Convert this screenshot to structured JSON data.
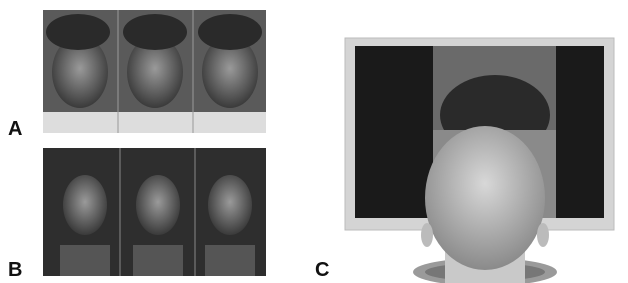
{
  "panels": [
    {
      "label": "A"
    },
    {
      "label": "B"
    },
    {
      "label": "C"
    }
  ]
}
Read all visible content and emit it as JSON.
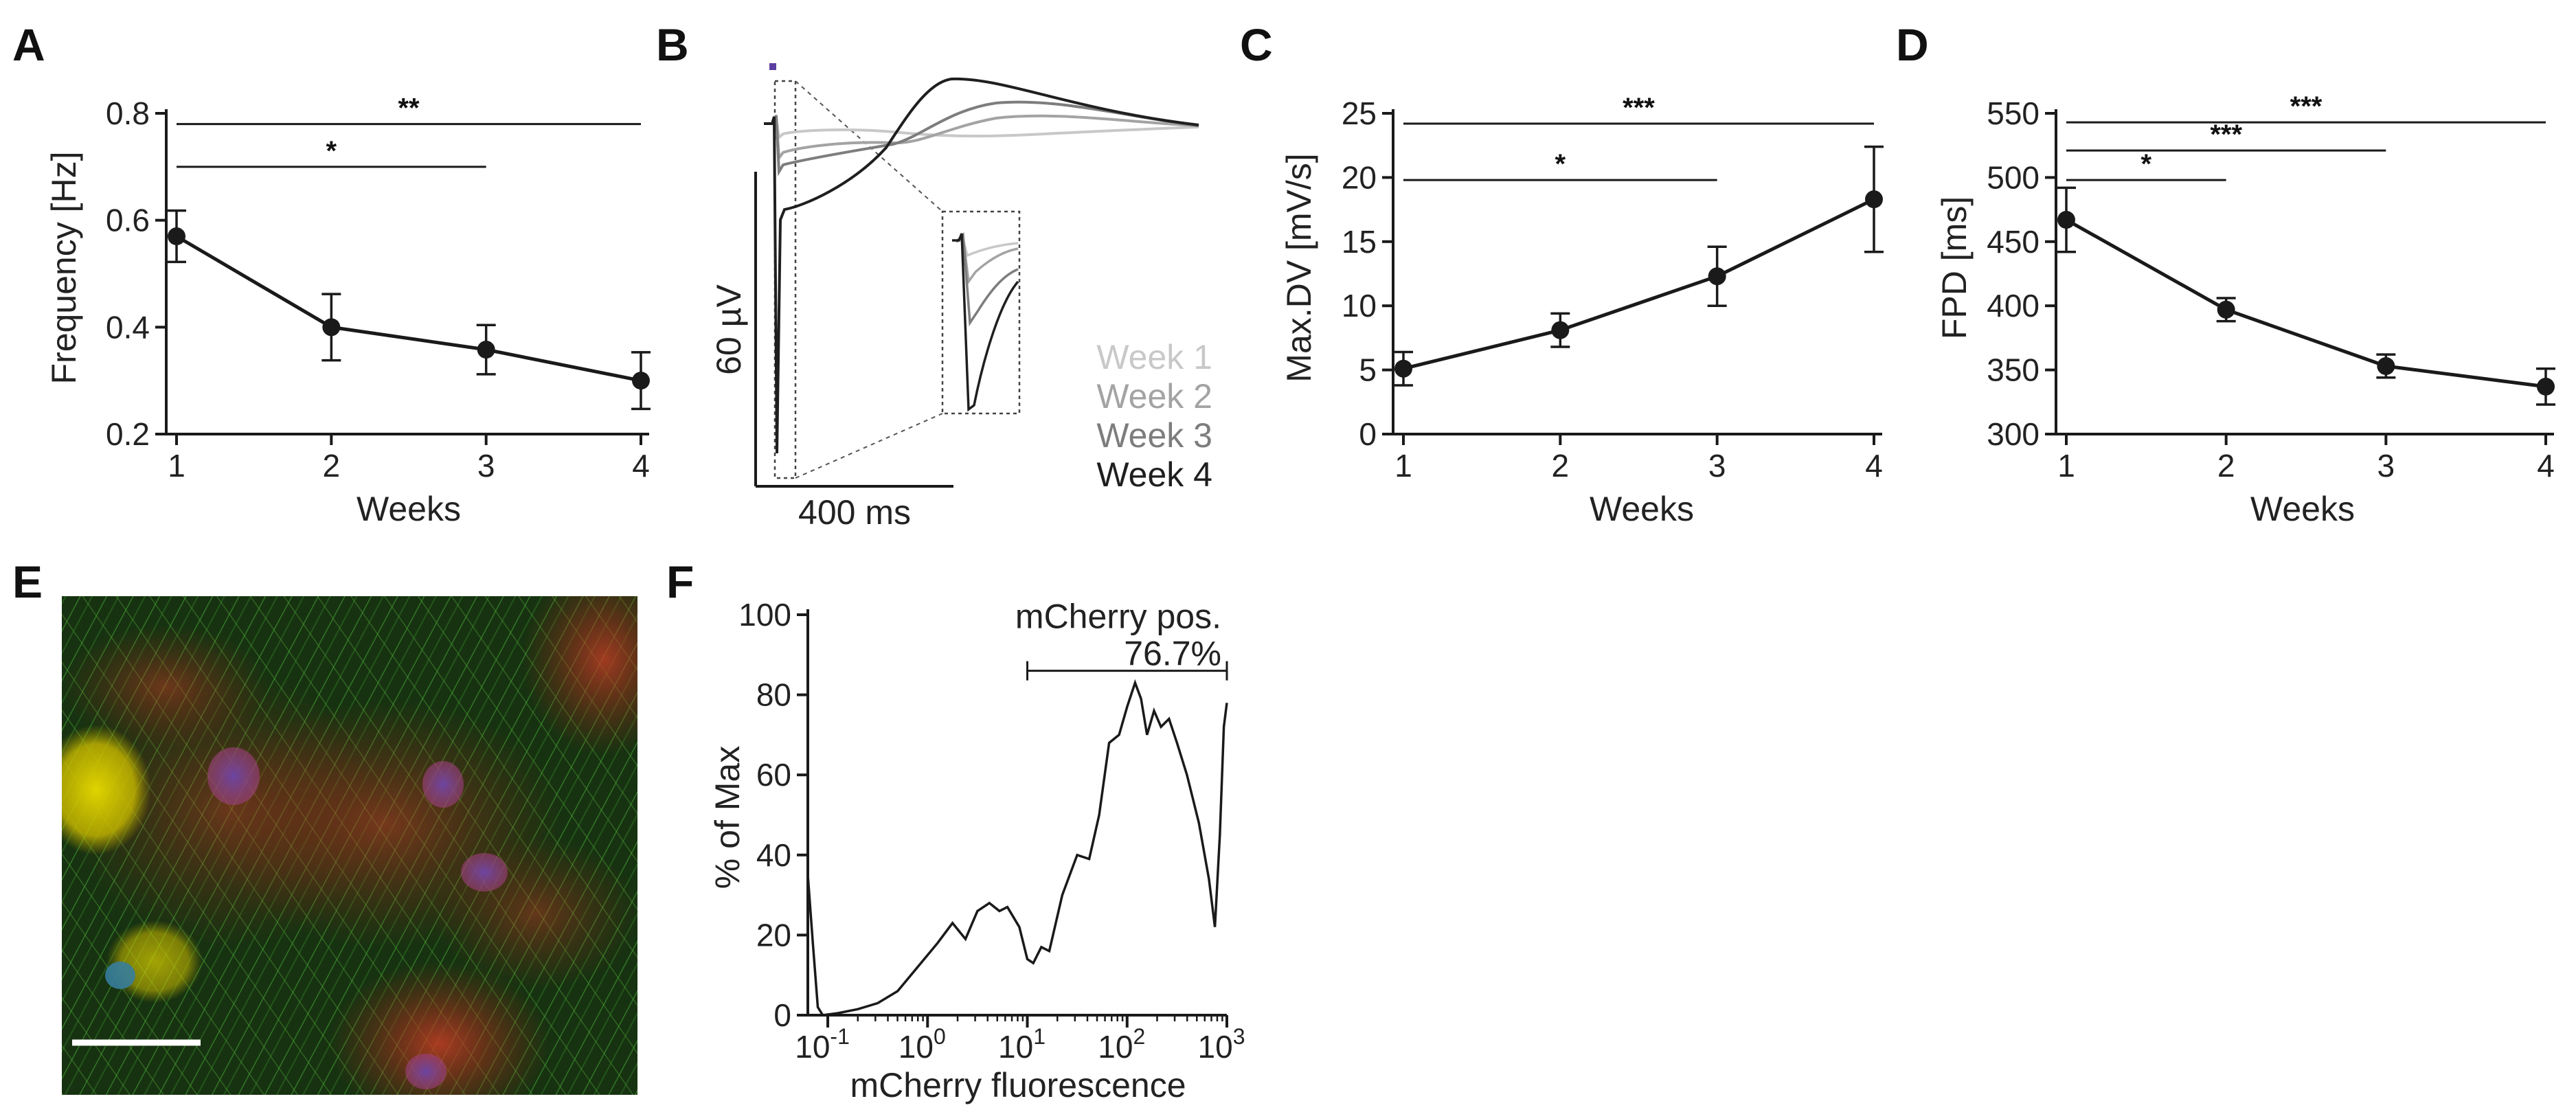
━━━━━━━━━━━━━━━━━━━━
Aim: Transcribe all entries above exactly. Drop the pictures.

Correct output:
Convert this screenshot to structured JSON data.
{
  "panels": [
    {
      "label": "A"
    },
    {
      "label": "B"
    },
    {
      "label": "C"
    }
  ]
}
Read all visible content and emit it as JSON.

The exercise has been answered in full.